**LIST OF TASKS**
• A. In the excerpted text, copy everything from "I'm probably going" down to "lot to pack.", substituting "next Saturday" for "next Friday".
• B. Which words in the excerpted text end in "-ing"? List every one.
• C. According to the excerpted text, when is the writer moving?

EXCERPTED TEXT Block Start

I'm probably going to be good and limit myself to Morgan and the Night Train series this week, seeing as I'm moving next Friday and there's a lot to pack.

EXCERPTED TEXT Block End
SUPPLIED ENTRIES Block Start

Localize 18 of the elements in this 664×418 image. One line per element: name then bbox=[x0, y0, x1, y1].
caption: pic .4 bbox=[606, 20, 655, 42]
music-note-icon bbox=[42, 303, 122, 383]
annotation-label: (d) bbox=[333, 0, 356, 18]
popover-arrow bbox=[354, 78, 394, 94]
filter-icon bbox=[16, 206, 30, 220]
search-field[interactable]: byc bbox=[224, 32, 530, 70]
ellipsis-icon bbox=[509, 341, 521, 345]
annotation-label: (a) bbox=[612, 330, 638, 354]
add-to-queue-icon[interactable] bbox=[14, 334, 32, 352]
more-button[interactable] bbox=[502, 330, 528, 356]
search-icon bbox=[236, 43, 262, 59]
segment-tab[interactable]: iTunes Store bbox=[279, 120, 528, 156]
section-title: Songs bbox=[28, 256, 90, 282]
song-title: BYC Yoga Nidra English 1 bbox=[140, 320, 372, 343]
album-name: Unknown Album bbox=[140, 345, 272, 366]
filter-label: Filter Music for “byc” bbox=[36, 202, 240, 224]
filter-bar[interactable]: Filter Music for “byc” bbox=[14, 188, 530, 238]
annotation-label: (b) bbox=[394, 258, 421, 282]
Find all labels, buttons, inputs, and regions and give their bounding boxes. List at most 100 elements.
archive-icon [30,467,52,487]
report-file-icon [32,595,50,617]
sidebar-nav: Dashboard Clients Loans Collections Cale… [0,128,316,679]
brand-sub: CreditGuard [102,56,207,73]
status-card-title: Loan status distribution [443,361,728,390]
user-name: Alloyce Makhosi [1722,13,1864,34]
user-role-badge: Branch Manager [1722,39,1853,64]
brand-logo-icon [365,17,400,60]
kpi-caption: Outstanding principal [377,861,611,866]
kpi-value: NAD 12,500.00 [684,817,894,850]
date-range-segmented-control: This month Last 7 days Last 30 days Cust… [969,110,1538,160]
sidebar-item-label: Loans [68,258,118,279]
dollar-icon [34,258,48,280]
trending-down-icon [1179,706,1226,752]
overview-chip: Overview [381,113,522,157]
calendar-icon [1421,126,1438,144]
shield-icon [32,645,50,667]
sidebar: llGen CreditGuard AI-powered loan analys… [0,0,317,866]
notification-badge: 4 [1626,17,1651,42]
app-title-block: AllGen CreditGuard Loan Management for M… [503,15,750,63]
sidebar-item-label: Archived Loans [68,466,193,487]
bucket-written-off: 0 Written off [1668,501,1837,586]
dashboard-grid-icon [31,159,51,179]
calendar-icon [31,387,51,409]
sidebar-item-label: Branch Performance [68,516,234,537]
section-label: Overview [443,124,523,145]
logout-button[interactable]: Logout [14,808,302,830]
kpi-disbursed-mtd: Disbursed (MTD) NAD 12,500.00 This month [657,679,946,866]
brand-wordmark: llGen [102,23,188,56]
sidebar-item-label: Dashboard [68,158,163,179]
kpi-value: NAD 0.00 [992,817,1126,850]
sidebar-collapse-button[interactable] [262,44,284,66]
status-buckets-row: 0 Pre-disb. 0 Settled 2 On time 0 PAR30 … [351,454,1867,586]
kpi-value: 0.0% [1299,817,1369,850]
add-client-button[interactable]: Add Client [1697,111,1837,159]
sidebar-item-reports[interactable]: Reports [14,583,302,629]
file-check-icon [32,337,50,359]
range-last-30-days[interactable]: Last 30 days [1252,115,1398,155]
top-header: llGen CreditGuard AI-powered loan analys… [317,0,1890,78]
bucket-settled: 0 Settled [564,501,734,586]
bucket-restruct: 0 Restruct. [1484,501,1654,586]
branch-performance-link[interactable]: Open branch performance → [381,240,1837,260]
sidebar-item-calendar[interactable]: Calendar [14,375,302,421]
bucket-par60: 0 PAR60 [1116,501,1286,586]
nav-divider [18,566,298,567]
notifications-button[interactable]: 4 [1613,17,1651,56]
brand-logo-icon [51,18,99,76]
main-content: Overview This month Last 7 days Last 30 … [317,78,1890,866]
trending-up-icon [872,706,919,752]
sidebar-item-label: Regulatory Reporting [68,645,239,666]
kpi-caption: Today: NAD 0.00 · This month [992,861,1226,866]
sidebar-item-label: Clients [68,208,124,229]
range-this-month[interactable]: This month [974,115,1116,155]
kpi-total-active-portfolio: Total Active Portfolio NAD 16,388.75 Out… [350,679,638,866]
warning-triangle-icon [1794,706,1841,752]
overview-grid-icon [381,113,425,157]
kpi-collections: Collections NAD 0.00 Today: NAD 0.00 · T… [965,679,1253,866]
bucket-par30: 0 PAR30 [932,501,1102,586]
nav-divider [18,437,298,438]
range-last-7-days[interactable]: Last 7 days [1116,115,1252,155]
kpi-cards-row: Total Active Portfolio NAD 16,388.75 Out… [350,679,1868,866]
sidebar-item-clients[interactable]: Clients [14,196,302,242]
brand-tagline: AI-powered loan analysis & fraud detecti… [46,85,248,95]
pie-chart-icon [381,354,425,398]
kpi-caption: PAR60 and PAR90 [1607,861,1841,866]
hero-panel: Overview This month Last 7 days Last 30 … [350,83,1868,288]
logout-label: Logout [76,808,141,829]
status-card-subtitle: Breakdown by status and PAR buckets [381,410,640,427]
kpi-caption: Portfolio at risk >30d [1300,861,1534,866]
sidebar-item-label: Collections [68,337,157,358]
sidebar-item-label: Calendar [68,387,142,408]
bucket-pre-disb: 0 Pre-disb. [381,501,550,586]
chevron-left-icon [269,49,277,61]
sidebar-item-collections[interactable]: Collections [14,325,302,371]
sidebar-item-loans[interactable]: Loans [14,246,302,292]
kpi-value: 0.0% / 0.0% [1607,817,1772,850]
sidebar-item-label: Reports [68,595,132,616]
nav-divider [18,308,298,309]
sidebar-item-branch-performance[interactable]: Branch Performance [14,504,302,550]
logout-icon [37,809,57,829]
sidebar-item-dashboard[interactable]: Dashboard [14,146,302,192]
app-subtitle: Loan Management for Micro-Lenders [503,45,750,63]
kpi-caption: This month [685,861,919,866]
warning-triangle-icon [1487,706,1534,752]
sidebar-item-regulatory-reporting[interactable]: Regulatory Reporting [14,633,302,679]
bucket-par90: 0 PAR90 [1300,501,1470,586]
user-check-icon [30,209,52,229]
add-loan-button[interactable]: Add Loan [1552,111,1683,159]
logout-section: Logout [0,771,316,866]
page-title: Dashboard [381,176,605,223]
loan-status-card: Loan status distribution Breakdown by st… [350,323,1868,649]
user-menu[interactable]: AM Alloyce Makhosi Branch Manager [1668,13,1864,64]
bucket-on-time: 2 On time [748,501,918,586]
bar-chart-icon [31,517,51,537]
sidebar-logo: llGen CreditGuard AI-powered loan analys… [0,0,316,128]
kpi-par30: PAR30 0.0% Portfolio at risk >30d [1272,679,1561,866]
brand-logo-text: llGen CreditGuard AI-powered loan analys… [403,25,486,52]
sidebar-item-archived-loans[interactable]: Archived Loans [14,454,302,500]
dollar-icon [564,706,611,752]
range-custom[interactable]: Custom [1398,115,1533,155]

SUPPLIED ENTRIES Block End

**TASK RESULTS**
• A.
I'm probably going to be good and limit myself to Morgan and the Night Train series this week, seeing as I'm moving next Saturday and there's a lot to pack.

• B. going, seeing, moving

• C. Next Friday.